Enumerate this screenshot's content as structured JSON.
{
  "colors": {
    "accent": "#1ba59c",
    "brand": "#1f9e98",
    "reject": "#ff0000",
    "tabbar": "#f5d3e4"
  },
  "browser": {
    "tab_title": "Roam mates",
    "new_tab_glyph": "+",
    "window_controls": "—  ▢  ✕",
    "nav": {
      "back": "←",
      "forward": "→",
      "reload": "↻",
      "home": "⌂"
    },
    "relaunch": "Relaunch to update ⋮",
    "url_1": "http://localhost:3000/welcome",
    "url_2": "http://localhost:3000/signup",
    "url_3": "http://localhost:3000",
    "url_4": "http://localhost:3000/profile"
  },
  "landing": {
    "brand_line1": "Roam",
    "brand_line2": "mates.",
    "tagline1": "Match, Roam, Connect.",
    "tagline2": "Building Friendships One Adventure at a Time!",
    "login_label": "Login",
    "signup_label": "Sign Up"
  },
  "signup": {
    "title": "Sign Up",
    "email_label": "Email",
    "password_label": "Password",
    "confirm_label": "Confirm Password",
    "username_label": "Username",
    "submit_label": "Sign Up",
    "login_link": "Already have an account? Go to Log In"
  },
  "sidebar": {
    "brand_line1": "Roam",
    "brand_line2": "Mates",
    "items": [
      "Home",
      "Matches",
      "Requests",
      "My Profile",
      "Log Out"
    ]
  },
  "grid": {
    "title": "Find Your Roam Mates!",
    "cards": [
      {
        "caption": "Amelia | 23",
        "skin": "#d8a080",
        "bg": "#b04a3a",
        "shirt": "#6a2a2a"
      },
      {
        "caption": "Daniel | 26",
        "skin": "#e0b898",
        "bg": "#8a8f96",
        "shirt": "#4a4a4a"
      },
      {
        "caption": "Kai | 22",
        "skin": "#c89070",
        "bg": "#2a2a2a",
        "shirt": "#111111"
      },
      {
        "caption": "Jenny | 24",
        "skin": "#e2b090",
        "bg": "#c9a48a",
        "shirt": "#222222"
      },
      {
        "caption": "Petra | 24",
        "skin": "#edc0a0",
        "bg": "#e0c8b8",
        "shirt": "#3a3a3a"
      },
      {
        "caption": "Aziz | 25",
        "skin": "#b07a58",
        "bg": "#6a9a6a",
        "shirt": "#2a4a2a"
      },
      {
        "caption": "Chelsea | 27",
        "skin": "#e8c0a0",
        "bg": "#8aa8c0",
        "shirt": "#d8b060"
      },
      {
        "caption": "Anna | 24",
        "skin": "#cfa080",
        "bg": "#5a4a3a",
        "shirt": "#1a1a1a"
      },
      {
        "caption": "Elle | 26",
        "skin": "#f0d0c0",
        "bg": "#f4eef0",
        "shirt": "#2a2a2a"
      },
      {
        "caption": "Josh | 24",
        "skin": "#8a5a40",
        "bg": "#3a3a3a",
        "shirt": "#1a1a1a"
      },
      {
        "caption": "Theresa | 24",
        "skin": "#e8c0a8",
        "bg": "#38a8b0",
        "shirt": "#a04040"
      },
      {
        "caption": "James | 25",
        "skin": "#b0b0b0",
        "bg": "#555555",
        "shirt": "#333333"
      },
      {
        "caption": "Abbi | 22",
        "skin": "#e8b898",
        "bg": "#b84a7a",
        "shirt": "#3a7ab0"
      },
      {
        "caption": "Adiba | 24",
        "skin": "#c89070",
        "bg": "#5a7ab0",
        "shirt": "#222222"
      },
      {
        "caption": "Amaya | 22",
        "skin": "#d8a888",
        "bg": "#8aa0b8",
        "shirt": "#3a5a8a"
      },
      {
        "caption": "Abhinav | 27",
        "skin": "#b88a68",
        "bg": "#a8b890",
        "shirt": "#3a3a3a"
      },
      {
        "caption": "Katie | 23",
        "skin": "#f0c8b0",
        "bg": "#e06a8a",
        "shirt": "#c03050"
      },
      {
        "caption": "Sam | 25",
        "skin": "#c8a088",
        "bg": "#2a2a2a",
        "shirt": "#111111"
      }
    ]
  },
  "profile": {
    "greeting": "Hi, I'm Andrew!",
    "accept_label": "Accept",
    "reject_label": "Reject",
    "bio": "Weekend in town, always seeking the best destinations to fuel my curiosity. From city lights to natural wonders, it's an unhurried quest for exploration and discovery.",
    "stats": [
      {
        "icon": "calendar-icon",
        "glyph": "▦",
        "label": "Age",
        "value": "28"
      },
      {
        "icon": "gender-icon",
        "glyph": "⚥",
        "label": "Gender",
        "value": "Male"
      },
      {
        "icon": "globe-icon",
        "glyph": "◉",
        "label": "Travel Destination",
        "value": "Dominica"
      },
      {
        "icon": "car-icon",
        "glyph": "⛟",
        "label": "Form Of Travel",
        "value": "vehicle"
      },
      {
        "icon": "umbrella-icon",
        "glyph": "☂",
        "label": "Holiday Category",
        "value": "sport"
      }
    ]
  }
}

━━━

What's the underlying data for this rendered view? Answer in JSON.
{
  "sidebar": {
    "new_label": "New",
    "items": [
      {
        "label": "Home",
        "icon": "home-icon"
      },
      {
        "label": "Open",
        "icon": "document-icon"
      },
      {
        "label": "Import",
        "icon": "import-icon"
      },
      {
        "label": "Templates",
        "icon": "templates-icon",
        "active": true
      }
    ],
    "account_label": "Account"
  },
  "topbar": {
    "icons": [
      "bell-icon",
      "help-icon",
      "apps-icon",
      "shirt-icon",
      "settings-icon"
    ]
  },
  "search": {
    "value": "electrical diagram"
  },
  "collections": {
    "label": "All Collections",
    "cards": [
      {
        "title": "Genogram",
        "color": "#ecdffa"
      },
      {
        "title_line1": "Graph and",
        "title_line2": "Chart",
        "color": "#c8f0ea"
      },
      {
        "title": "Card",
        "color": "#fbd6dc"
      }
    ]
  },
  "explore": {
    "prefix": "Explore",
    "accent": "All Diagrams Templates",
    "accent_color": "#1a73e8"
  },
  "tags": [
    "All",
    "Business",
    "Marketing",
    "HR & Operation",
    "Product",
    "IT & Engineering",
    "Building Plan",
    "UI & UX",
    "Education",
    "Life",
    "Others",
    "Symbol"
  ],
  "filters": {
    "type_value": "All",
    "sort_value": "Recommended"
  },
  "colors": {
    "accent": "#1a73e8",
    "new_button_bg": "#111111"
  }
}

━━━

**The request:**
Write the number of lines containing the word "http" and nothing besides it.

**Finished exercise:**
4